- _Given request_
Make an exact transcription of the material, leaving out all images.

- _Input_

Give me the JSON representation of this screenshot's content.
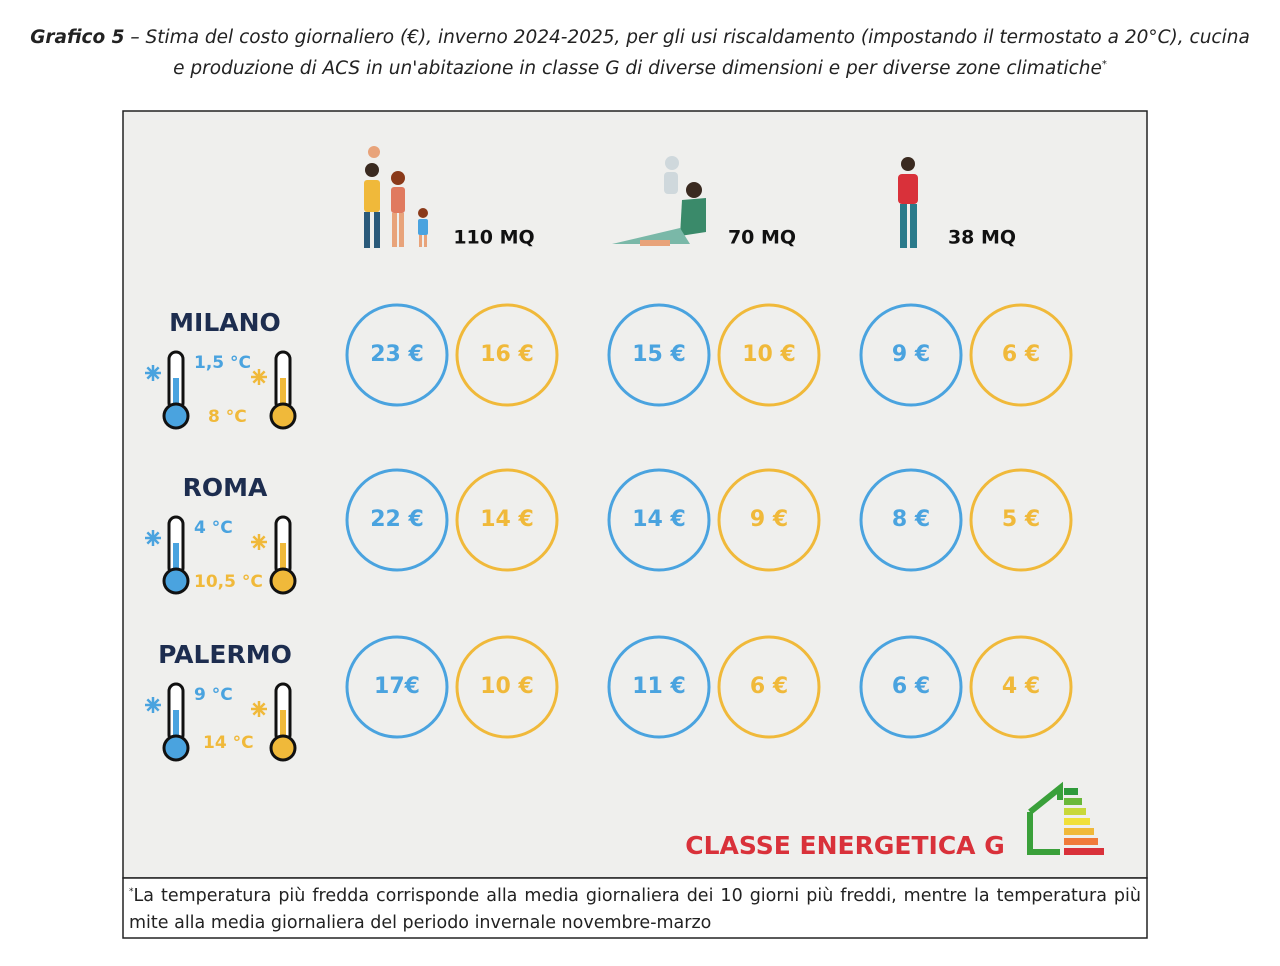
{
  "header": {
    "label": "Grafico 5",
    "title": " – Stima del costo giornaliero (€), inverno 2024-2025, per gli usi riscaldamento (impostando il termostato a 20°C), cucina e produzione di ACS in un'abitazione in classe G di diverse dimensioni e per diverse zone climatiche",
    "note_mark": "*"
  },
  "columns": [
    {
      "label": "110 MQ"
    },
    {
      "label": "70 MQ"
    },
    {
      "label": "38 MQ"
    }
  ],
  "rows": [
    {
      "city": "MILANO",
      "cold_temp": "1,5 °C",
      "mild_temp": "8 °C",
      "costs": [
        {
          "cold": "23 €",
          "mild": "16 €"
        },
        {
          "cold": "15 €",
          "mild": "10 €"
        },
        {
          "cold": "9 €",
          "mild": "6 €"
        }
      ]
    },
    {
      "city": "ROMA",
      "cold_temp": "4 °C",
      "mild_temp": "10,5 °C",
      "costs": [
        {
          "cold": "22 €",
          "mild": "14 €"
        },
        {
          "cold": "14 €",
          "mild": "9 €"
        },
        {
          "cold": "8 €",
          "mild": "5 €"
        }
      ]
    },
    {
      "city": "PALERMO",
      "cold_temp": "9 °C",
      "mild_temp": "14 °C",
      "costs": [
        {
          "cold": "17€",
          "mild": "10 €"
        },
        {
          "cold": "11 €",
          "mild": "6 €"
        },
        {
          "cold": "6 €",
          "mild": "4 €"
        }
      ]
    }
  ],
  "energy_class": "CLASSE ENERGETICA G",
  "footnote": {
    "mark": "*",
    "text": "La temperatura più fredda corrisponde alla media giornaliera dei 10 giorni più freddi, mentre la temperatura più mite alla media giornaliera del periodo invernale novembre-marzo"
  }
}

- _Solution_
Give me the JSON representation of this screenshot's content.
{
  "header": {
    "label": "Grafico 5",
    "title": " – Stima del costo giornaliero (€), inverno 2024-2025, per gli usi riscaldamento (impostando il termostato a 20°C), cucina e produzione di ACS in un'abitazione in classe G di diverse dimensioni e per diverse zone climatiche",
    "note_mark": "*"
  },
  "columns": [
    {
      "label": "110 MQ"
    },
    {
      "label": "70 MQ"
    },
    {
      "label": "38 MQ"
    }
  ],
  "rows": [
    {
      "city": "MILANO",
      "cold_temp": "1,5 °C",
      "mild_temp": "8 °C",
      "costs": [
        {
          "cold": "23 €",
          "mild": "16 €"
        },
        {
          "cold": "15 €",
          "mild": "10 €"
        },
        {
          "cold": "9 €",
          "mild": "6 €"
        }
      ]
    },
    {
      "city": "ROMA",
      "cold_temp": "4 °C",
      "mild_temp": "10,5 °C",
      "costs": [
        {
          "cold": "22 €",
          "mild": "14 €"
        },
        {
          "cold": "14 €",
          "mild": "9 €"
        },
        {
          "cold": "8 €",
          "mild": "5 €"
        }
      ]
    },
    {
      "city": "PALERMO",
      "cold_temp": "9 °C",
      "mild_temp": "14 °C",
      "costs": [
        {
          "cold": "17€",
          "mild": "10 €"
        },
        {
          "cold": "11 €",
          "mild": "6 €"
        },
        {
          "cold": "6 €",
          "mild": "4 €"
        }
      ]
    }
  ],
  "energy_class": "CLASSE ENERGETICA G",
  "footnote": {
    "mark": "*",
    "text": "La temperatura più fredda corrisponde alla media giornaliera dei 10 giorni più freddi, mentre la temperatura più mite alla media giornaliera del periodo invernale novembre-marzo"
  }
}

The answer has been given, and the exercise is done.